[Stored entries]
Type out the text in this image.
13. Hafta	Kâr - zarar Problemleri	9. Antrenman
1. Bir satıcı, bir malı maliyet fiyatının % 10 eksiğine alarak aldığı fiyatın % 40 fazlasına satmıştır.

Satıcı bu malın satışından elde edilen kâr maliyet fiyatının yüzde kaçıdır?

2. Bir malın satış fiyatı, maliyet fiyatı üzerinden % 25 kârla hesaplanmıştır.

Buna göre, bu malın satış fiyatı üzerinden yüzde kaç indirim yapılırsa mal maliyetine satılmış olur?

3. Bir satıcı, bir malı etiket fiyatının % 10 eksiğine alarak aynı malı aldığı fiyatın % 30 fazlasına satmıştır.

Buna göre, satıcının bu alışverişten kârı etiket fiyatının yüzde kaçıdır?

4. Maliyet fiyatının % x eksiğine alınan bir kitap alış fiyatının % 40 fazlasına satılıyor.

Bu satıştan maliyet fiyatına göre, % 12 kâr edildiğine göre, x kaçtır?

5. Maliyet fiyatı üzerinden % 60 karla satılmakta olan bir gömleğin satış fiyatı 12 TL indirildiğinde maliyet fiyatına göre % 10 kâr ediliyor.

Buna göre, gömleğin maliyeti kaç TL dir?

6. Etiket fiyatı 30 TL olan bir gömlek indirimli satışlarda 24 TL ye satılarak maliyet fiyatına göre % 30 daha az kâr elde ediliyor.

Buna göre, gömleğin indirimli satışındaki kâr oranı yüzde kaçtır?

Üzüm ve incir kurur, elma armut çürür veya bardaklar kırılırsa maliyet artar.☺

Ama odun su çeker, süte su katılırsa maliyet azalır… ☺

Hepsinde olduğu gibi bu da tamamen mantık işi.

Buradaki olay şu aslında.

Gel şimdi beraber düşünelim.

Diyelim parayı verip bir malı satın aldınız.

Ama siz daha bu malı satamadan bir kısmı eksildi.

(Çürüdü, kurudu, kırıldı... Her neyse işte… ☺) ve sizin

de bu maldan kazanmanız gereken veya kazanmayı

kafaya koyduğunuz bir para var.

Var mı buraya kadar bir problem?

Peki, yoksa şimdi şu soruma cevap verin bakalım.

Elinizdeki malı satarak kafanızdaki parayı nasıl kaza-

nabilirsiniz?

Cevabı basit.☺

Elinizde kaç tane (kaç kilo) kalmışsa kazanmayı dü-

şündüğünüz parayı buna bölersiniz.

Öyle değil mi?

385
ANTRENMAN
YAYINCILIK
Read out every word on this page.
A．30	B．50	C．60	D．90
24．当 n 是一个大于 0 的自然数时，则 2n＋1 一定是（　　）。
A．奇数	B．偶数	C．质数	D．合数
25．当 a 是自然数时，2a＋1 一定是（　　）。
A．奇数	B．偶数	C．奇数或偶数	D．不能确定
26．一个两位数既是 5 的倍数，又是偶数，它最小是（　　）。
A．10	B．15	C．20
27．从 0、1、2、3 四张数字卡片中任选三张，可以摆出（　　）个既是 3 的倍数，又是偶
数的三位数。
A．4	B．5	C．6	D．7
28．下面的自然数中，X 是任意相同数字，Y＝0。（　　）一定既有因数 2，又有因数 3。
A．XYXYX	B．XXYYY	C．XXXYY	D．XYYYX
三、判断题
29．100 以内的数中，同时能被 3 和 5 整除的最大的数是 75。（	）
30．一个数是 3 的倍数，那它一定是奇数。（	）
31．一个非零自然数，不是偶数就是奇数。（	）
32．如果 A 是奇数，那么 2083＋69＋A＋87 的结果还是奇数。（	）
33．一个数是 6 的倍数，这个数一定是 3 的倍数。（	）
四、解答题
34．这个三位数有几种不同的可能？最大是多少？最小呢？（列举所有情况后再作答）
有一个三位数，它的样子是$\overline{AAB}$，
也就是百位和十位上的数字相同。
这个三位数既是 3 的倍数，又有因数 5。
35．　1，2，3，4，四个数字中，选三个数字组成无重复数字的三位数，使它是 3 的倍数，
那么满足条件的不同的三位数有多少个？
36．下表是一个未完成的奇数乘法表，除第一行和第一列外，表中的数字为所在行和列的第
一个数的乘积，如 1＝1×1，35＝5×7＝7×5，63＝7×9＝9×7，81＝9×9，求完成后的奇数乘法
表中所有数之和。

**PROBLEM**
Reproduce every record above exactly as it appears.

**ANSWER**
Type out the text in this image.
13. Hafta	Kâr - zarar Problemleri	9. Antrenman
1. Bir satıcı, bir malı maliyet fiyatının % 10 eksiğine alarak aldığı fiyatın % 40 fazlasına satmıştır.

Satıcı bu malın satışından elde edilen kâr maliyet fiyatının yüzde kaçıdır?

2. Bir malın satış fiyatı, maliyet fiyatı üzerinden % 25 kârla hesaplanmıştır.

Buna göre, bu malın satış fiyatı üzerinden yüzde kaç indirim yapılırsa mal maliyetine satılmış olur?

3. Bir satıcı, bir malı etiket fiyatının % 10 eksiğine alarak aynı malı aldığı fiyatın % 30 fazlasına satmıştır.

Buna göre, satıcının bu alışverişten kârı etiket fiyatının yüzde kaçıdır?

4. Maliyet fiyatının % x eksiğine alınan bir kitap alış fiyatının % 40 fazlasına satılıyor.

Bu satıştan maliyet fiyatına göre, % 12 kâr edildiğine göre, x kaçtır?

5. Maliyet fiyatı üzerinden % 60 karla satılmakta olan bir gömleğin satış fiyatı 12 TL indirildiğinde maliyet fiyatına göre % 10 kâr ediliyor.

Buna göre, gömleğin maliyeti kaç TL dir?

6. Etiket fiyatı 30 TL olan bir gömlek indirimli satışlarda 24 TL ye satılarak maliyet fiyatına göre % 30 daha az kâr elde ediliyor.

Buna göre, gömleğin indirimli satışındaki kâr oranı yüzde kaçtır?

Üzüm ve incir kurur, elma armut çürür veya bardaklar kırılırsa maliyet artar.☺

Ama odun su çeker, süte su katılırsa maliyet azalır… ☺

Hepsinde olduğu gibi bu da tamamen mantık işi.

Buradaki olay şu aslında.

Gel şimdi beraber düşünelim.

Diyelim parayı verip bir malı satın aldınız.

Ama siz daha bu malı satamadan bir kısmı eksildi.

(Çürüdü, kurudu, kırıldı... Her neyse işte… ☺) ve sizin

de bu maldan kazanmanız gereken veya kazanmayı

kafaya koyduğunuz bir para var.

Var mı buraya kadar bir problem?

Peki, yoksa şimdi şu soruma cevap verin bakalım.

Elinizdeki malı satarak kafanızdaki parayı nasıl kaza-

nabilirsiniz?

Cevabı basit.☺

Elinizde kaç tane (kaç kilo) kalmışsa kazanmayı dü-

şündüğünüz parayı buna bölersiniz.

Öyle değil mi?

385
ANTRENMAN
YAYINCILIK
Read out every word on this page.
A．30	B．50	C．60	D．90
24．当 n 是一个大于 0 的自然数时，则 2n＋1 一定是（　　）。
A．奇数	B．偶数	C．质数	D．合数
25．当 a 是自然数时，2a＋1 一定是（　　）。
A．奇数	B．偶数	C．奇数或偶数	D．不能确定
26．一个两位数既是 5 的倍数，又是偶数，它最小是（　　）。
A．10	B．15	C．20
27．从 0、1、2、3 四张数字卡片中任选三张，可以摆出（　　）个既是 3 的倍数，又是偶
数的三位数。
A．4	B．5	C．6	D．7
28．下面的自然数中，X 是任意相同数字，Y＝0。（　　）一定既有因数 2，又有因数 3。
A．XYXYX	B．XXYYY	C．XXXYY	D．XYYYX
三、判断题
29．100 以内的数中，同时能被 3 和 5 整除的最大的数是 75。（	）
30．一个数是 3 的倍数，那它一定是奇数。（	）
31．一个非零自然数，不是偶数就是奇数。（	）
32．如果 A 是奇数，那么 2083＋69＋A＋87 的结果还是奇数。（	）
33．一个数是 6 的倍数，这个数一定是 3 的倍数。（	）
四、解答题
34．这个三位数有几种不同的可能？最大是多少？最小呢？（列举所有情况后再作答）
有一个三位数，它的样子是$\overline{AAB}$，
也就是百位和十位上的数字相同。
这个三位数既是 3 的倍数，又有因数 5。
35．　1，2，3，4，四个数字中，选三个数字组成无重复数字的三位数，使它是 3 的倍数，
那么满足条件的不同的三位数有多少个？
36．下表是一个未完成的奇数乘法表，除第一行和第一列外，表中的数字为所在行和列的第
一个数的乘积，如 1＝1×1，35＝5×7＝7×5，63＝7×9＝9×7，81＝9×9，求完成后的奇数乘法
表中所有数之和。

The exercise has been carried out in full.